Source records:
------------
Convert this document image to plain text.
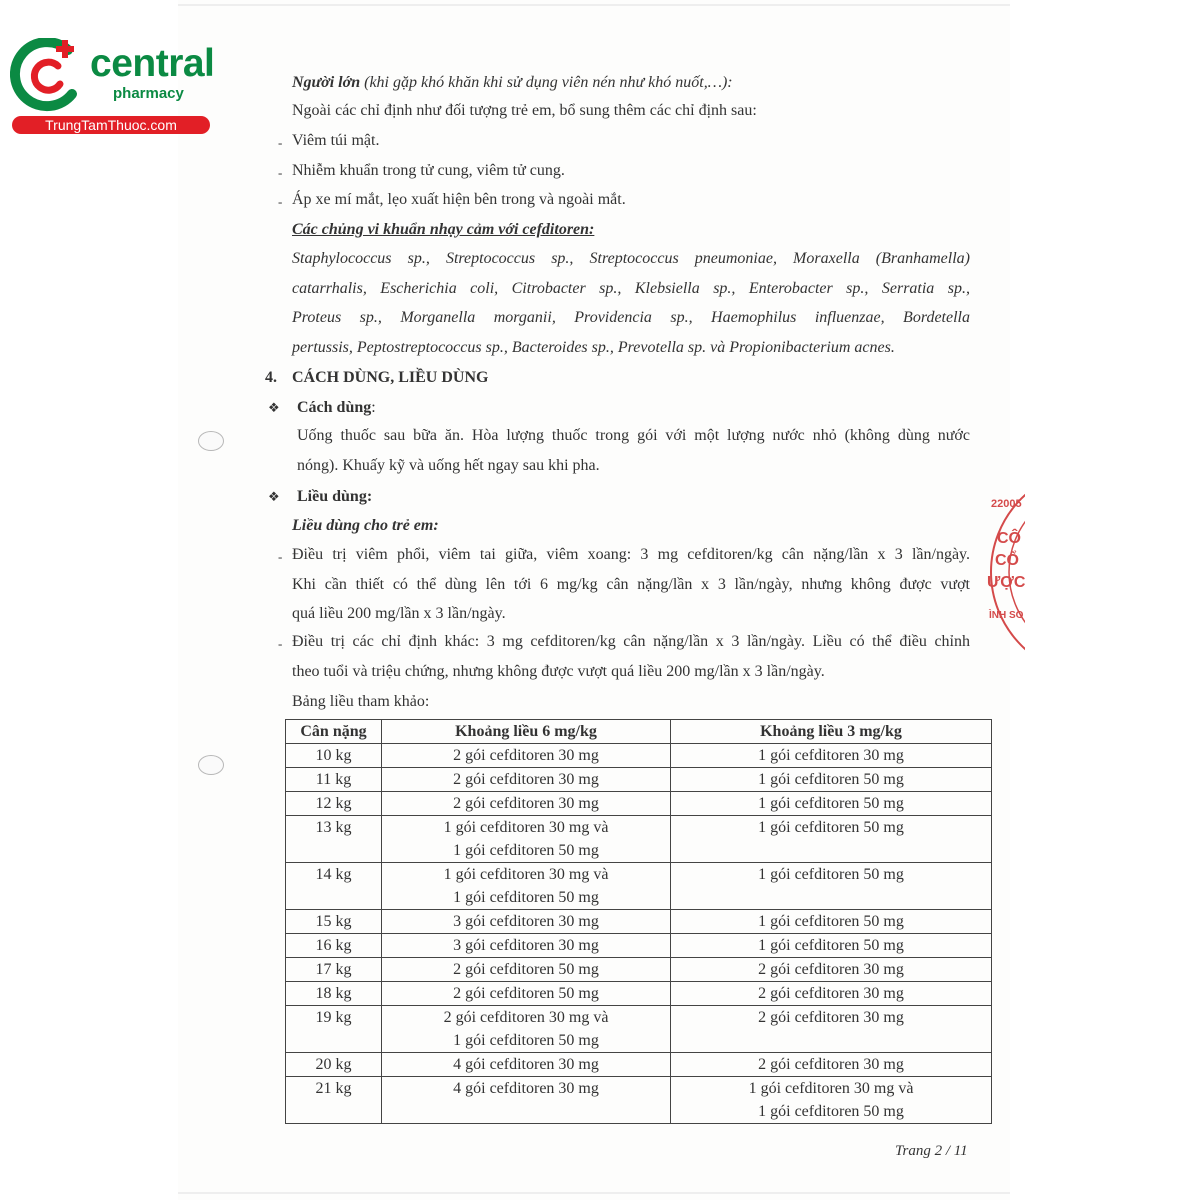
central
pharmacy
TrungTamThuoc.com
Người lớn (khi gặp khó khăn khi sử dụng viên nén như khó nuốt,…):
Ngoài các chỉ định như đối tượng trẻ em, bổ sung thêm các chỉ định sau:
- Viêm túi mật.
- Nhiễm khuẩn trong tử cung, viêm tử cung.
- Áp xe mí mắt, lẹo xuất hiện bên trong và ngoài mắt.
Các chủng vi khuẩn nhạy cảm với cefditoren:
Staphylococcus sp., Streptococcus sp., Streptococcus pneumoniae, Moraxella (Branhamella)
catarrhalis, Escherichia coli, Citrobacter sp., Klebsiella sp., Enterobacter sp., Serratia sp.,
Proteus sp., Morganella morganii, Providencia sp., Haemophilus influenzae, Bordetella
pertussis, Peptostreptococcus sp., Bacteroides sp., Prevotella sp. và Propionibacterium acnes.
4. CÁCH DÙNG, LIỀU DÙNG
❖ Cách dùng:
Uống thuốc sau bữa ăn. Hòa lượng thuốc trong gói với một lượng nước nhỏ (không dùng nước
nóng). Khuấy kỹ và uống hết ngay sau khi pha.
❖ Liều dùng:
Liều dùng cho trẻ em:
- Điều trị viêm phổi, viêm tai giữa, viêm xoang: 3 mg cefditoren/kg cân nặng/lần x 3 lần/ngày.
Khi cần thiết có thể dùng lên tới 6 mg/kg cân nặng/lần x 3 lần/ngày, nhưng không được vượt
quá liều 200 mg/lần x 3 lần/ngày.
- Điều trị các chỉ định khác: 3 mg cefditoren/kg cân nặng/lần x 3 lần/ngày. Liều có thể điều chỉnh
theo tuổi và triệu chứng, nhưng không được vượt quá liều 200 mg/lần x 3 lần/ngày.
Bảng liều tham khảo:
Cân nặng	Khoảng liều 6 mg/kg	Khoảng liều 3 mg/kg

10 kg	2 gói cefditoren 30 mg	1 gói cefditoren 30 mg

11 kg	2 gói cefditoren 30 mg	1 gói cefditoren 50 mg

12 kg	2 gói cefditoren 30 mg	1 gói cefditoren 50 mg

13 kg	1 gói cefditoren 30 mg và
1 gói cefditoren 50 mg	1 gói cefditoren 50 mg

14 kg	1 gói cefditoren 30 mg và
1 gói cefditoren 50 mg	1 gói cefditoren 50 mg

15 kg	3 gói cefditoren 30 mg	1 gói cefditoren 50 mg

16 kg	3 gói cefditoren 30 mg	1 gói cefditoren 50 mg

17 kg	2 gói cefditoren 50 mg	2 gói cefditoren 30 mg

18 kg	2 gói cefditoren 50 mg	2 gói cefditoren 30 mg

19 kg	2 gói cefditoren 30 mg và
1 gói cefditoren 50 mg	2 gói cefditoren 30 mg

20 kg	4 gói cefditoren 30 mg	2 gói cefditoren 30 mg

21 kg	4 gói cefditoren 30 mg	1 gói cefditoren 30 mg và
1 gói cefditoren 50 mg
22005
CÔ
CỔ
ƯỢC
ÌNH SO
Trang 2 / 11
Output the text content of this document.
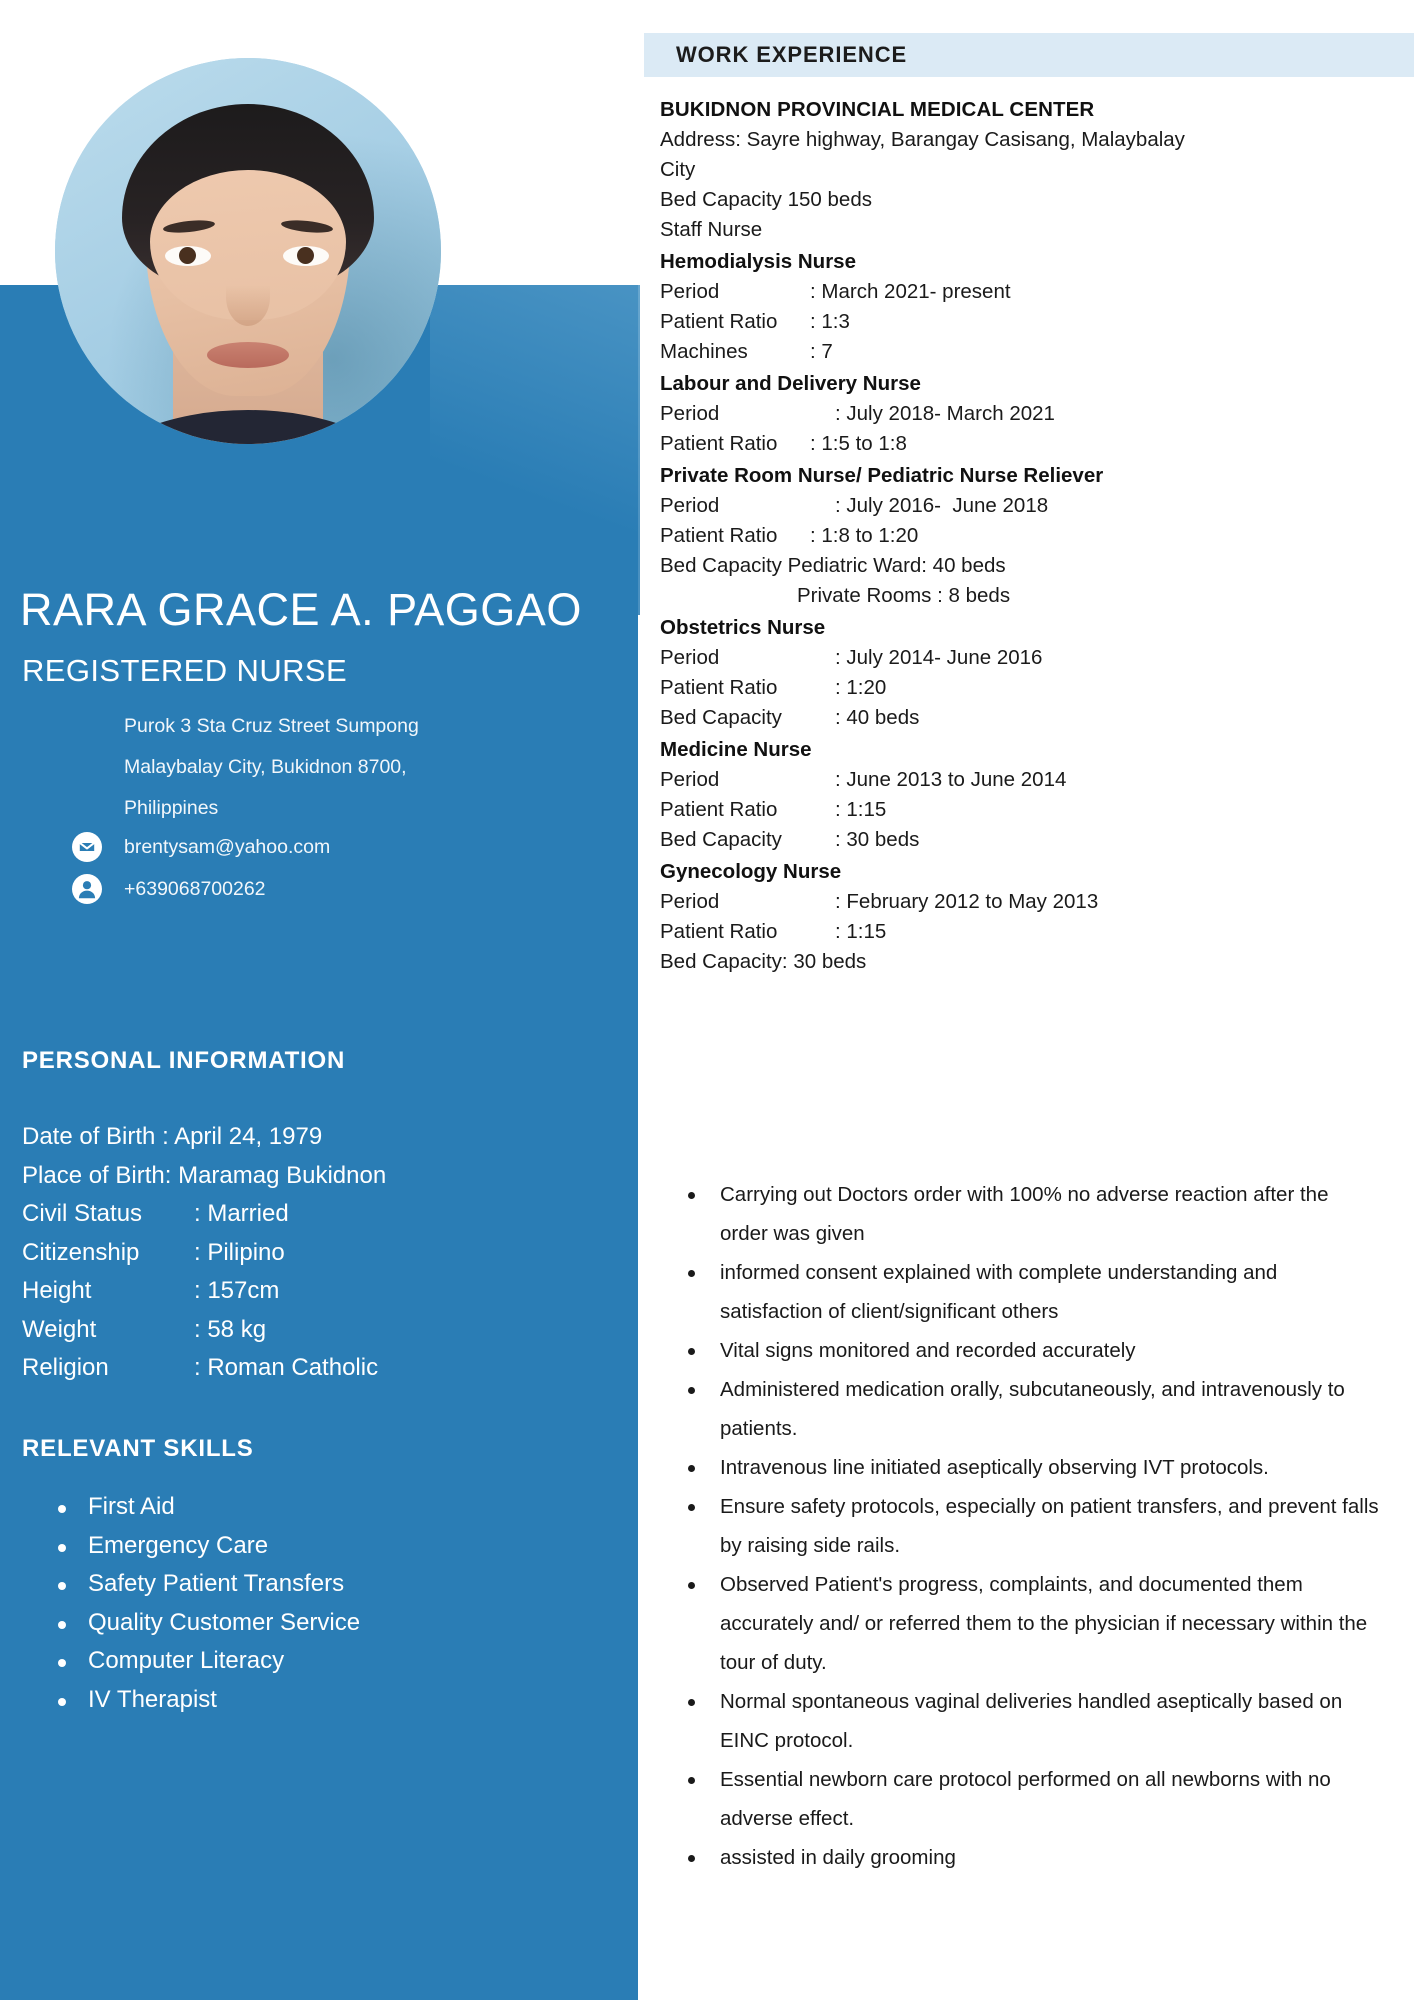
RARA GRACE A. PAGGAO
REGISTERED NURSE
Purok 3 Sta Cruz Street Sumpong
Malaybalay City, Bukidnon 8700,
Philippines
brentysam@yahoo.com
+639068700262
PERSONAL INFORMATION
Date of Birth : April 24, 1979
Place of Birth: Maramag Bukidnon
Civil Status	: Married
Citizenship	: Pilipino
Height	: 157cm
Weight	: 58 kg
Religion	: Roman Catholic
RELEVANT SKILLS
First Aid
Emergency Care
Safety Patient Transfers
Quality Customer Service
Computer Literacy
IV Therapist
WORK EXPERIENCE
BUKIDNON PROVINCIAL MEDICAL CENTER
Address: Sayre highway, Barangay Casisang, Malaybalay
City
Bed Capacity 150 beds
Staff Nurse
Hemodialysis Nurse
Period	: March 2021- present
Patient Ratio	: 1:3
Machines	: 7
Labour and Delivery Nurse
Period	: July 2018- March 2021
Patient Ratio	: 1:5 to 1:8
Private Room Nurse/ Pediatric Nurse Reliever
Period	: July 2016-  June 2018
Patient Ratio	: 1:8 to 1:20
Bed Capacity Pediatric Ward: 40 beds
Private Rooms : 8 beds
Obstetrics Nurse
Period	: July 2014- June 2016
Patient Ratio	: 1:20
Bed Capacity	: 40 beds
Medicine Nurse
Period	: June 2013 to June 2014
Patient Ratio	: 1:15
Bed Capacity	: 30 beds
Gynecology Nurse
Period	: February 2012 to May 2013
Patient Ratio	: 1:15
Bed Capacity: 30 beds
Carrying out Doctors order with 100% no adverse reaction after the order was given
informed consent explained with complete understanding and satisfaction of client/significant others
Vital signs monitored and recorded accurately
Administered medication orally, subcutaneously, and intravenously to patients.
Intravenous line initiated aseptically observing IVT protocols.
Ensure safety protocols, especially on patient transfers, and prevent falls by raising side rails.
Observed Patient's progress, complaints, and documented them accurately and/ or referred them to the physician if necessary within the tour of duty.
Normal spontaneous vaginal deliveries handled aseptically based on EINC protocol.
Essential newborn care protocol performed on all newborns with no adverse effect.
assisted in daily grooming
------------
What the exercise asks: Everything above except the pictures needs to be reproduced exactly.

Expected answer:
Convert this document image to plain text.
central
pharmacy
TrungTamThuoc.com
Người lớn (khi gặp khó khăn khi sử dụng viên nén như khó nuốt,…):
Ngoài các chỉ định như đối tượng trẻ em, bổ sung thêm các chỉ định sau:
- Viêm túi mật.
- Nhiễm khuẩn trong tử cung, viêm tử cung.
- Áp xe mí mắt, lẹo xuất hiện bên trong và ngoài mắt.
Các chủng vi khuẩn nhạy cảm với cefditoren:
Staphylococcus sp., Streptococcus sp., Streptococcus pneumoniae, Moraxella (Branhamella)
catarrhalis, Escherichia coli, Citrobacter sp., Klebsiella sp., Enterobacter sp., Serratia sp.,
Proteus sp., Morganella morganii, Providencia sp., Haemophilus influenzae, Bordetella
pertussis, Peptostreptococcus sp., Bacteroides sp., Prevotella sp. và Propionibacterium acnes.
4. CÁCH DÙNG, LIỀU DÙNG
❖ Cách dùng:
Uống thuốc sau bữa ăn. Hòa lượng thuốc trong gói với một lượng nước nhỏ (không dùng nước
nóng). Khuấy kỹ và uống hết ngay sau khi pha.
❖ Liều dùng:
Liều dùng cho trẻ em:
- Điều trị viêm phổi, viêm tai giữa, viêm xoang: 3 mg cefditoren/kg cân nặng/lần x 3 lần/ngày.
Khi cần thiết có thể dùng lên tới 6 mg/kg cân nặng/lần x 3 lần/ngày, nhưng không được vượt
quá liều 200 mg/lần x 3 lần/ngày.
- Điều trị các chỉ định khác: 3 mg cefditoren/kg cân nặng/lần x 3 lần/ngày. Liều có thể điều chỉnh
theo tuổi và triệu chứng, nhưng không được vượt quá liều 200 mg/lần x 3 lần/ngày.
Bảng liều tham khảo:
Cân nặng	Khoảng liều 6 mg/kg	Khoảng liều 3 mg/kg

10 kg	2 gói cefditoren 30 mg	1 gói cefditoren 30 mg

11 kg	2 gói cefditoren 30 mg	1 gói cefditoren 50 mg

12 kg	2 gói cefditoren 30 mg	1 gói cefditoren 50 mg

13 kg	1 gói cefditoren 30 mg và
1 gói cefditoren 50 mg	1 gói cefditoren 50 mg

14 kg	1 gói cefditoren 30 mg và
1 gói cefditoren 50 mg	1 gói cefditoren 50 mg

15 kg	3 gói cefditoren 30 mg	1 gói cefditoren 50 mg

16 kg	3 gói cefditoren 30 mg	1 gói cefditoren 50 mg

17 kg	2 gói cefditoren 50 mg	2 gói cefditoren 30 mg

18 kg	2 gói cefditoren 50 mg	2 gói cefditoren 30 mg

19 kg	2 gói cefditoren 30 mg và
1 gói cefditoren 50 mg	2 gói cefditoren 30 mg

20 kg	4 gói cefditoren 30 mg	2 gói cefditoren 30 mg

21 kg	4 gói cefditoren 30 mg	1 gói cefditoren 30 mg và
1 gói cefditoren 50 mg
22005
CÔ
CỔ
ƯỢC
ÌNH SO
Trang 2 / 11
Output the text content of this document.
RARA GRACE A. PAGGAO
REGISTERED NURSE
Purok 3 Sta Cruz Street Sumpong
Malaybalay City, Bukidnon 8700,
Philippines
brentysam@yahoo.com
+639068700262
PERSONAL INFORMATION
Date of Birth : April 24, 1979
Place of Birth: Maramag Bukidnon
Civil Status	: Married
Citizenship	: Pilipino
Height	: 157cm
Weight	: 58 kg
Religion	: Roman Catholic
RELEVANT SKILLS
First Aid
Emergency Care
Safety Patient Transfers
Quality Customer Service
Computer Literacy
IV Therapist
WORK EXPERIENCE
BUKIDNON PROVINCIAL MEDICAL CENTER
Address: Sayre highway, Barangay Casisang, Malaybalay
City
Bed Capacity 150 beds
Staff Nurse
Hemodialysis Nurse
Period	: March 2021- present
Patient Ratio	: 1:3
Machines	: 7
Labour and Delivery Nurse
Period	: July 2018- March 2021
Patient Ratio	: 1:5 to 1:8
Private Room Nurse/ Pediatric Nurse Reliever
Period	: July 2016-  June 2018
Patient Ratio	: 1:8 to 1:20
Bed Capacity Pediatric Ward: 40 beds
Private Rooms : 8 beds
Obstetrics Nurse
Period	: July 2014- June 2016
Patient Ratio	: 1:20
Bed Capacity	: 40 beds
Medicine Nurse
Period	: June 2013 to June 2014
Patient Ratio	: 1:15
Bed Capacity	: 30 beds
Gynecology Nurse
Period	: February 2012 to May 2013
Patient Ratio	: 1:15
Bed Capacity: 30 beds
Carrying out Doctors order with 100% no adverse reaction after the order was given
informed consent explained with complete understanding and satisfaction of client/significant others
Vital signs monitored and recorded accurately
Administered medication orally, subcutaneously, and intravenously to patients.
Intravenous line initiated aseptically observing IVT protocols.
Ensure safety protocols, especially on patient transfers, and prevent falls by raising side rails.
Observed Patient's progress, complaints, and documented them accurately and/ or referred them to the physician if necessary within the tour of duty.
Normal spontaneous vaginal deliveries handled aseptically based on EINC protocol.
Essential newborn care protocol performed on all newborns with no adverse effect.
assisted in daily grooming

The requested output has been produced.